## [Problem details]
Transcribe every line of the listing below without any deviation.

###

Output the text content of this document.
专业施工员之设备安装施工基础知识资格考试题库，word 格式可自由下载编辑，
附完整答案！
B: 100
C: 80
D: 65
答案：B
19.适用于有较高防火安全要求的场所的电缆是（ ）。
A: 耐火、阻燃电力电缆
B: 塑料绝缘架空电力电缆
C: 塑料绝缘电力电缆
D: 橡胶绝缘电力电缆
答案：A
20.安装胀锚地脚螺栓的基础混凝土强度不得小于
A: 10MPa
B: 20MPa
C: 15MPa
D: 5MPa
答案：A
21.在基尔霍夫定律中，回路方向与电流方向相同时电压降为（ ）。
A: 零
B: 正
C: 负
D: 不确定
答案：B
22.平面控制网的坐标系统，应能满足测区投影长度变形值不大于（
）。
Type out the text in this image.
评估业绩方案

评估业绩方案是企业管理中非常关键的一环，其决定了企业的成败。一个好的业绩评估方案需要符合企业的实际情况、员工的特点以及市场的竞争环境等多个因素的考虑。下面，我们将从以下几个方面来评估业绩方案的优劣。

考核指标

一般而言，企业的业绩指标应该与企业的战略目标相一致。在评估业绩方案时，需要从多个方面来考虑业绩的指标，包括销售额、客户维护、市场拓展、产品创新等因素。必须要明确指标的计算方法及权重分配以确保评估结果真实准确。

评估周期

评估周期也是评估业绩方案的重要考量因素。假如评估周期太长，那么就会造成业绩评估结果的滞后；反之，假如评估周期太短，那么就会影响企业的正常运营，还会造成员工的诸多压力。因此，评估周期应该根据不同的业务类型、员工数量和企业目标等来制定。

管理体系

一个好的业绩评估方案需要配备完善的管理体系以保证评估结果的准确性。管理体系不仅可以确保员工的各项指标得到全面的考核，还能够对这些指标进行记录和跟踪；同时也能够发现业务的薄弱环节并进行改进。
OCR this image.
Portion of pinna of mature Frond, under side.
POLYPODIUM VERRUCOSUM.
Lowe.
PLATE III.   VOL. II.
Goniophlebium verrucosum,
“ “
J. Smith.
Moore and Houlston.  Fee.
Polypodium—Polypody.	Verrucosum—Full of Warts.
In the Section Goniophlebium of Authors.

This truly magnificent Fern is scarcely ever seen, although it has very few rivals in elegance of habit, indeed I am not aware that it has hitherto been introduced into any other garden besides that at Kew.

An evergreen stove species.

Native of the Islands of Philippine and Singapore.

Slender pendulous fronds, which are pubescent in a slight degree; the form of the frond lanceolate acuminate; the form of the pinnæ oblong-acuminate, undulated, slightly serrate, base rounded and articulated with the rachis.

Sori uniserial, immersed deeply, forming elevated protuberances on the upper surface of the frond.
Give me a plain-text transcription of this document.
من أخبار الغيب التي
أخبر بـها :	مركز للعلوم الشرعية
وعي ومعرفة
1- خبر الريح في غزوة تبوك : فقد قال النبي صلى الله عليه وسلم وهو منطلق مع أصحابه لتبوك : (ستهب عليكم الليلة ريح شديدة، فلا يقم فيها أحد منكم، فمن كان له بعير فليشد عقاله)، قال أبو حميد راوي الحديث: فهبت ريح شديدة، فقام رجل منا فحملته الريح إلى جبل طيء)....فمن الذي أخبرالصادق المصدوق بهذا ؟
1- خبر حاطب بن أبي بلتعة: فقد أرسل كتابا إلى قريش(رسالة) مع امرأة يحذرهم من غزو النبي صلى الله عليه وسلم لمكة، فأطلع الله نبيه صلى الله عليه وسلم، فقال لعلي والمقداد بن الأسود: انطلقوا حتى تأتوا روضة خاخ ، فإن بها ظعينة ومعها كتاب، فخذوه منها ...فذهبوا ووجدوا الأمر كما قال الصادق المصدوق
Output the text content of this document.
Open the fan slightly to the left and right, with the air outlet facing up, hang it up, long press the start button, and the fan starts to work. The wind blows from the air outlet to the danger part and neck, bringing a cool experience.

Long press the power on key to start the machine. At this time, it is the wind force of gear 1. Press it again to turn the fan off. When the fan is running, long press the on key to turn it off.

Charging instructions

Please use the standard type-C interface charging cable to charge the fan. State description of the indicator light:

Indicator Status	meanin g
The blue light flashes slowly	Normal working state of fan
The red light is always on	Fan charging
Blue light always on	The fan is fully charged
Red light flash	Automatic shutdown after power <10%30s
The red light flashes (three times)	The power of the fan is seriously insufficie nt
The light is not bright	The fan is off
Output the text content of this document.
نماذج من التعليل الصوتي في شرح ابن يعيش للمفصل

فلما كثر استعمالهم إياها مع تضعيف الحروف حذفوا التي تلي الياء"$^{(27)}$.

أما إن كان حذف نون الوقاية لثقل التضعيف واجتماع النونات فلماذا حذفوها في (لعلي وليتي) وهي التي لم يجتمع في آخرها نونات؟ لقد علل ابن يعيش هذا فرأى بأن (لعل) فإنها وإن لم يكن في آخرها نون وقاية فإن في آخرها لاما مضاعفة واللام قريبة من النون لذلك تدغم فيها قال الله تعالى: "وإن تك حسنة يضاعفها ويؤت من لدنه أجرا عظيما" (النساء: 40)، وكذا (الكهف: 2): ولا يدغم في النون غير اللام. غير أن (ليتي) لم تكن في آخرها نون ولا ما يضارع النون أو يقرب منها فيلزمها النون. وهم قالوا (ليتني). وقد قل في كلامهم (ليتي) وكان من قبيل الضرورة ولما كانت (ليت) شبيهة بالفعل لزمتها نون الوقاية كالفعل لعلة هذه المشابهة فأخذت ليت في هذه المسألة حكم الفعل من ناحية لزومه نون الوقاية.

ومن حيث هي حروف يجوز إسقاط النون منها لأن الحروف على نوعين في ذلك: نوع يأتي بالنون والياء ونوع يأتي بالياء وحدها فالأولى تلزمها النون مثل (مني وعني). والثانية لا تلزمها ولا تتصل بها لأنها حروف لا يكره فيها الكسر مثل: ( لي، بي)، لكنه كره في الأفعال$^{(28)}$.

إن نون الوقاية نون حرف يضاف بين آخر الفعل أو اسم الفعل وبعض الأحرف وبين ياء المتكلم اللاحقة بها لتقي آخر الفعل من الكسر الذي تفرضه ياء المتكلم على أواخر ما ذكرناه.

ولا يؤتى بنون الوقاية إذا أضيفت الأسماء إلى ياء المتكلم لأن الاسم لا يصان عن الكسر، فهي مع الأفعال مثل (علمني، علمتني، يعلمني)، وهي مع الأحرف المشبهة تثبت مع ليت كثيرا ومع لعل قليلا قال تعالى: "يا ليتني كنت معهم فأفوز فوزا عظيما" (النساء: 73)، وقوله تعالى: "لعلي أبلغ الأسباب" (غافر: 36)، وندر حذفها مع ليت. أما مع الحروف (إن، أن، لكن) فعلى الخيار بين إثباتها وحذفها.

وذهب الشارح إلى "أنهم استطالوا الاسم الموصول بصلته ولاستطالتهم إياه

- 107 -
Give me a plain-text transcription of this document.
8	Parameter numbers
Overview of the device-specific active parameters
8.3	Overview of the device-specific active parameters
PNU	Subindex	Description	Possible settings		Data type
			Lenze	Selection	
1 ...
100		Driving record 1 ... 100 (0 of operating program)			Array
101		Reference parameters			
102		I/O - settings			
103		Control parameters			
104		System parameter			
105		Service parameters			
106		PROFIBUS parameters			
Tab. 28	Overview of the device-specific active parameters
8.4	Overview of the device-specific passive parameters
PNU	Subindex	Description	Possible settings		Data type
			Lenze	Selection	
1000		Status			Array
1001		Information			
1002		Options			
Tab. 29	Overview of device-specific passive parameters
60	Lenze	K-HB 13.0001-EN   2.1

###

## [Task answer]
Output the text content of this document.
专业施工员之设备安装施工基础知识资格考试题库，word 格式可自由下载编辑，
附完整答案！
B: 100
C: 80
D: 65
答案：B
19.适用于有较高防火安全要求的场所的电缆是（ ）。
A: 耐火、阻燃电力电缆
B: 塑料绝缘架空电力电缆
C: 塑料绝缘电力电缆
D: 橡胶绝缘电力电缆
答案：A
20.安装胀锚地脚螺栓的基础混凝土强度不得小于
A: 10MPa
B: 20MPa
C: 15MPa
D: 5MPa
答案：A
21.在基尔霍夫定律中，回路方向与电流方向相同时电压降为（ ）。
A: 零
B: 正
C: 负
D: 不确定
答案：B
22.平面控制网的坐标系统，应能满足测区投影长度变形值不大于（
）。
Type out the text in this image.
评估业绩方案

评估业绩方案是企业管理中非常关键的一环，其决定了企业的成败。一个好的业绩评估方案需要符合企业的实际情况、员工的特点以及市场的竞争环境等多个因素的考虑。下面，我们将从以下几个方面来评估业绩方案的优劣。

考核指标

一般而言，企业的业绩指标应该与企业的战略目标相一致。在评估业绩方案时，需要从多个方面来考虑业绩的指标，包括销售额、客户维护、市场拓展、产品创新等因素。必须要明确指标的计算方法及权重分配以确保评估结果真实准确。

评估周期

评估周期也是评估业绩方案的重要考量因素。假如评估周期太长，那么就会造成业绩评估结果的滞后；反之，假如评估周期太短，那么就会影响企业的正常运营，还会造成员工的诸多压力。因此，评估周期应该根据不同的业务类型、员工数量和企业目标等来制定。

管理体系

一个好的业绩评估方案需要配备完善的管理体系以保证评估结果的准确性。管理体系不仅可以确保员工的各项指标得到全面的考核，还能够对这些指标进行记录和跟踪；同时也能够发现业务的薄弱环节并进行改进。
OCR this image.
Portion of pinna of mature Frond, under side.
POLYPODIUM VERRUCOSUM.
Lowe.
PLATE III.   VOL. II.
Goniophlebium verrucosum,
“ “
J. Smith.
Moore and Houlston.  Fee.
Polypodium—Polypody.	Verrucosum—Full of Warts.
In the Section Goniophlebium of Authors.

This truly magnificent Fern is scarcely ever seen, although it has very few rivals in elegance of habit, indeed I am not aware that it has hitherto been introduced into any other garden besides that at Kew.

An evergreen stove species.

Native of the Islands of Philippine and Singapore.

Slender pendulous fronds, which are pubescent in a slight degree; the form of the frond lanceolate acuminate; the form of the pinnæ oblong-acuminate, undulated, slightly serrate, base rounded and articulated with the rachis.

Sori uniserial, immersed deeply, forming elevated protuberances on the upper surface of the frond.
Give me a plain-text transcription of this document.
من أخبار الغيب التي
أخبر بـها :	مركز للعلوم الشرعية
وعي ومعرفة
1- خبر الريح في غزوة تبوك : فقد قال النبي صلى الله عليه وسلم وهو منطلق مع أصحابه لتبوك : (ستهب عليكم الليلة ريح شديدة، فلا يقم فيها أحد منكم، فمن كان له بعير فليشد عقاله)، قال أبو حميد راوي الحديث: فهبت ريح شديدة، فقام رجل منا فحملته الريح إلى جبل طيء)....فمن الذي أخبرالصادق المصدوق بهذا ؟
1- خبر حاطب بن أبي بلتعة: فقد أرسل كتابا إلى قريش(رسالة) مع امرأة يحذرهم من غزو النبي صلى الله عليه وسلم لمكة، فأطلع الله نبيه صلى الله عليه وسلم، فقال لعلي والمقداد بن الأسود: انطلقوا حتى تأتوا روضة خاخ ، فإن بها ظعينة ومعها كتاب، فخذوه منها ...فذهبوا ووجدوا الأمر كما قال الصادق المصدوق
Output the text content of this document.
Open the fan slightly to the left and right, with the air outlet facing up, hang it up, long press the start button, and the fan starts to work. The wind blows from the air outlet to the danger part and neck, bringing a cool experience.

Long press the power on key to start the machine. At this time, it is the wind force of gear 1. Press it again to turn the fan off. When the fan is running, long press the on key to turn it off.

Charging instructions

Please use the standard type-C interface charging cable to charge the fan. State description of the indicator light:

Indicator Status	meanin g
The blue light flashes slowly	Normal working state of fan
The red light is always on	Fan charging
Blue light always on	The fan is fully charged
Red light flash	Automatic shutdown after power <10%30s
The red light flashes (three times)	The power of the fan is seriously insufficie nt
The light is not bright	The fan is off
Output the text content of this document.
نماذج من التعليل الصوتي في شرح ابن يعيش للمفصل

فلما كثر استعمالهم إياها مع تضعيف الحروف حذفوا التي تلي الياء"$^{(27)}$.

أما إن كان حذف نون الوقاية لثقل التضعيف واجتماع النونات فلماذا حذفوها في (لعلي وليتي) وهي التي لم يجتمع في آخرها نونات؟ لقد علل ابن يعيش هذا فرأى بأن (لعل) فإنها وإن لم يكن في آخرها نون وقاية فإن في آخرها لاما مضاعفة واللام قريبة من النون لذلك تدغم فيها قال الله تعالى: "وإن تك حسنة يضاعفها ويؤت من لدنه أجرا عظيما" (النساء: 40)، وكذا (الكهف: 2): ولا يدغم في النون غير اللام. غير أن (ليتي) لم تكن في آخرها نون ولا ما يضارع النون أو يقرب منها فيلزمها النون. وهم قالوا (ليتني). وقد قل في كلامهم (ليتي) وكان من قبيل الضرورة ولما كانت (ليت) شبيهة بالفعل لزمتها نون الوقاية كالفعل لعلة هذه المشابهة فأخذت ليت في هذه المسألة حكم الفعل من ناحية لزومه نون الوقاية.

ومن حيث هي حروف يجوز إسقاط النون منها لأن الحروف على نوعين في ذلك: نوع يأتي بالنون والياء ونوع يأتي بالياء وحدها فالأولى تلزمها النون مثل (مني وعني). والثانية لا تلزمها ولا تتصل بها لأنها حروف لا يكره فيها الكسر مثل: ( لي، بي)، لكنه كره في الأفعال$^{(28)}$.

إن نون الوقاية نون حرف يضاف بين آخر الفعل أو اسم الفعل وبعض الأحرف وبين ياء المتكلم اللاحقة بها لتقي آخر الفعل من الكسر الذي تفرضه ياء المتكلم على أواخر ما ذكرناه.

ولا يؤتى بنون الوقاية إذا أضيفت الأسماء إلى ياء المتكلم لأن الاسم لا يصان عن الكسر، فهي مع الأفعال مثل (علمني، علمتني، يعلمني)، وهي مع الأحرف المشبهة تثبت مع ليت كثيرا ومع لعل قليلا قال تعالى: "يا ليتني كنت معهم فأفوز فوزا عظيما" (النساء: 73)، وقوله تعالى: "لعلي أبلغ الأسباب" (غافر: 36)، وندر حذفها مع ليت. أما مع الحروف (إن، أن، لكن) فعلى الخيار بين إثباتها وحذفها.

وذهب الشارح إلى "أنهم استطالوا الاسم الموصول بصلته ولاستطالتهم إياه

- 107 -
Give me a plain-text transcription of this document.
8	Parameter numbers
Overview of the device-specific active parameters
8.3	Overview of the device-specific active parameters
PNU	Subindex	Description	Possible settings		Data type
			Lenze	Selection	
1 ...
100		Driving record 1 ... 100 (0 of operating program)			Array
101		Reference parameters			
102		I/O - settings			
103		Control parameters			
104		System parameter			
105		Service parameters			
106		PROFIBUS parameters			
Tab. 28	Overview of the device-specific active parameters
8.4	Overview of the device-specific passive parameters
PNU	Subindex	Description	Possible settings		Data type
			Lenze	Selection	
1000		Status			Array
1001		Information			
1002		Options			
Tab. 29	Overview of device-specific passive parameters
60	Lenze	K-HB 13.0001-EN   2.1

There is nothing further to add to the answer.